» The exercise:
Count up the lines in the following listing that hold the word "主要包括", then give only that count.
-- start of Dataset content --
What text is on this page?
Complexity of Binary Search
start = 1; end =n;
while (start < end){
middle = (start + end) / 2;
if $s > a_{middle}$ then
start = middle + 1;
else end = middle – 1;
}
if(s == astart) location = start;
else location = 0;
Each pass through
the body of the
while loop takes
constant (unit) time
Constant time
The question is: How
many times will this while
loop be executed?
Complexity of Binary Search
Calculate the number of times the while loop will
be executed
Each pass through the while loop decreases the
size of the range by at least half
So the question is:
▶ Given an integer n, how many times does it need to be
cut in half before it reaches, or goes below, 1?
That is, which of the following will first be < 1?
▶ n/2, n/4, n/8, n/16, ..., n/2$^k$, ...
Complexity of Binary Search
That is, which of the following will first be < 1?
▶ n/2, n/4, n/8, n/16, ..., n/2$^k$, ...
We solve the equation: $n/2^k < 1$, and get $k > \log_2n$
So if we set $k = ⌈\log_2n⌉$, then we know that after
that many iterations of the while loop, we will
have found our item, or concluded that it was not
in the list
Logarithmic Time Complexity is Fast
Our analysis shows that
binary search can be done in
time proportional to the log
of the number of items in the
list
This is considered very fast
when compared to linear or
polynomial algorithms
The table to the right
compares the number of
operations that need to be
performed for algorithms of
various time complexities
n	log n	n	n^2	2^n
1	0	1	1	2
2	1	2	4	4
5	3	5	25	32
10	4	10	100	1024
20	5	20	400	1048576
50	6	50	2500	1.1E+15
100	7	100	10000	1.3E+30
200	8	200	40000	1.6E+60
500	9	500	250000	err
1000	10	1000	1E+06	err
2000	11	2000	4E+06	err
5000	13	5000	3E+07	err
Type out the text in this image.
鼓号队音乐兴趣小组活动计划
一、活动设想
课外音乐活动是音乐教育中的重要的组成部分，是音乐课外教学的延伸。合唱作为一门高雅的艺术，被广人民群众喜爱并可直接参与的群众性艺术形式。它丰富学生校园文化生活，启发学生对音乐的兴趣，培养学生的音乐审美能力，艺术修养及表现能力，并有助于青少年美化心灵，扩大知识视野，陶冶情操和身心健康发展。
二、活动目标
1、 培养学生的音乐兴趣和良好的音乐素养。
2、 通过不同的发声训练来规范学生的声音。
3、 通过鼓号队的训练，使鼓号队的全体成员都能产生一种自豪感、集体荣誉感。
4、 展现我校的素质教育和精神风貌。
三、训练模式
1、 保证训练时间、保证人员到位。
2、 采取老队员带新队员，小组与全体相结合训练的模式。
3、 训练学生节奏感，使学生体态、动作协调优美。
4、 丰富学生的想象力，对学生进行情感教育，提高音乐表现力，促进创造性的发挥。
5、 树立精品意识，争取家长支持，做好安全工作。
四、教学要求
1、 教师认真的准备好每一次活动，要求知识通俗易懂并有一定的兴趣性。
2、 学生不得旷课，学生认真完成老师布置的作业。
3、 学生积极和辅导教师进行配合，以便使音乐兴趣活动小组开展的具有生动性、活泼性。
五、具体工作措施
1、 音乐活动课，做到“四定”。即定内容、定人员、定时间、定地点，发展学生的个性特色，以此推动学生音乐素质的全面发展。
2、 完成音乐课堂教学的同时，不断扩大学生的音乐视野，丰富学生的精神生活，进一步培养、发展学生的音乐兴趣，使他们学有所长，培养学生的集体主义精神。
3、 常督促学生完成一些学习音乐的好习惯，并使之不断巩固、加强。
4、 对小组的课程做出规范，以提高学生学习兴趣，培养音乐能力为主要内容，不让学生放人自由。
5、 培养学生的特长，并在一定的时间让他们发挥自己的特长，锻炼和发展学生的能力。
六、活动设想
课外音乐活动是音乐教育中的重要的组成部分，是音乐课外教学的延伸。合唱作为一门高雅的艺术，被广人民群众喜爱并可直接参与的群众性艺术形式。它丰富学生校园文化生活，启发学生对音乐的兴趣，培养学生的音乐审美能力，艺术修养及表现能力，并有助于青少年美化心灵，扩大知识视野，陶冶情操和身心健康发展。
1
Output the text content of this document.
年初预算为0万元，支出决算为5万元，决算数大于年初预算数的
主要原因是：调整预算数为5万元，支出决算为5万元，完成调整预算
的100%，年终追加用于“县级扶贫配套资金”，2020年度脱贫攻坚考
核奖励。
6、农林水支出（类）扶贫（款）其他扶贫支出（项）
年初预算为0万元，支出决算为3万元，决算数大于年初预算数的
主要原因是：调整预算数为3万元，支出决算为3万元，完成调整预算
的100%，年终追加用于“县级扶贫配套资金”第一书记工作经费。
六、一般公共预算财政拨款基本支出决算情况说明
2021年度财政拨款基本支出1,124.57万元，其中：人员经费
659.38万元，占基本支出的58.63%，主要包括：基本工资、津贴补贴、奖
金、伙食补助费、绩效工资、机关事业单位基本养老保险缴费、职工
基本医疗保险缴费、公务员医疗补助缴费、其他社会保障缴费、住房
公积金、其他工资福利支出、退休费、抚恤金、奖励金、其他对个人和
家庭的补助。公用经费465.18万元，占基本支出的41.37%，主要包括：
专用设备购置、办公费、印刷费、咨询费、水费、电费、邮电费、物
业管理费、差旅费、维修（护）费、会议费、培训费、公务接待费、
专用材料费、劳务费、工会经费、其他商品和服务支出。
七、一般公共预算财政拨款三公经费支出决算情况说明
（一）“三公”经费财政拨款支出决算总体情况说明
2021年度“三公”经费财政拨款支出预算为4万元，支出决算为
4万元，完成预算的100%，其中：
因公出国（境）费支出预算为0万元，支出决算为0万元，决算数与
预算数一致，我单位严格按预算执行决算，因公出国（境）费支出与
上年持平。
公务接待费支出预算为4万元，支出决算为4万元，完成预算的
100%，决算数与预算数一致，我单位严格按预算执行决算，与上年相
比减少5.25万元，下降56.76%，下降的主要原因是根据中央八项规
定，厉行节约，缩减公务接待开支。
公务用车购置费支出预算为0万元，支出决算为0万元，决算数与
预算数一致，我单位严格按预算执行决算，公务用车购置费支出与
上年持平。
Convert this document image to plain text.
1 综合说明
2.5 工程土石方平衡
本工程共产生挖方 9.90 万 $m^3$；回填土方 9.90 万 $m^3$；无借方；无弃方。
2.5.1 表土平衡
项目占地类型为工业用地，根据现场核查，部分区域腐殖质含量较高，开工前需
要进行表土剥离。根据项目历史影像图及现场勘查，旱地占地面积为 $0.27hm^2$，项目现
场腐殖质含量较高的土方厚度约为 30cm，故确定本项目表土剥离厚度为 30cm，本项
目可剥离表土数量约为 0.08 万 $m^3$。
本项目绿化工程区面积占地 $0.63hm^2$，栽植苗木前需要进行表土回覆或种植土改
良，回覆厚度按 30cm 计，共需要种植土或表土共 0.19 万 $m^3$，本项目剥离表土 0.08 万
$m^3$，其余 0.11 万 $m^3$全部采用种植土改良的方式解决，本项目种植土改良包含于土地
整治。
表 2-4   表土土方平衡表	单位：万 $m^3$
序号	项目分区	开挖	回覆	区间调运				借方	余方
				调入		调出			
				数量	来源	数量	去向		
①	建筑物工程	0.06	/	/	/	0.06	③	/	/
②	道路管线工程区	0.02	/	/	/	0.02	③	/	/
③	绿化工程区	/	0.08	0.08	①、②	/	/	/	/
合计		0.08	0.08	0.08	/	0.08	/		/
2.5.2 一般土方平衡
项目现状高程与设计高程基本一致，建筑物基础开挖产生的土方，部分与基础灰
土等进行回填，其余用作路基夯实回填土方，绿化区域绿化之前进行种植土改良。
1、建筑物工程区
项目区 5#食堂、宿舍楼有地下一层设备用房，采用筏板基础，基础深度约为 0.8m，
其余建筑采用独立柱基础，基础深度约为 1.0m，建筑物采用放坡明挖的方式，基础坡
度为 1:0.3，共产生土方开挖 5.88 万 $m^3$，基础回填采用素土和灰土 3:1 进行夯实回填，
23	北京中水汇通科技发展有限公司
-- end of Dataset content --
» Solved problem:
2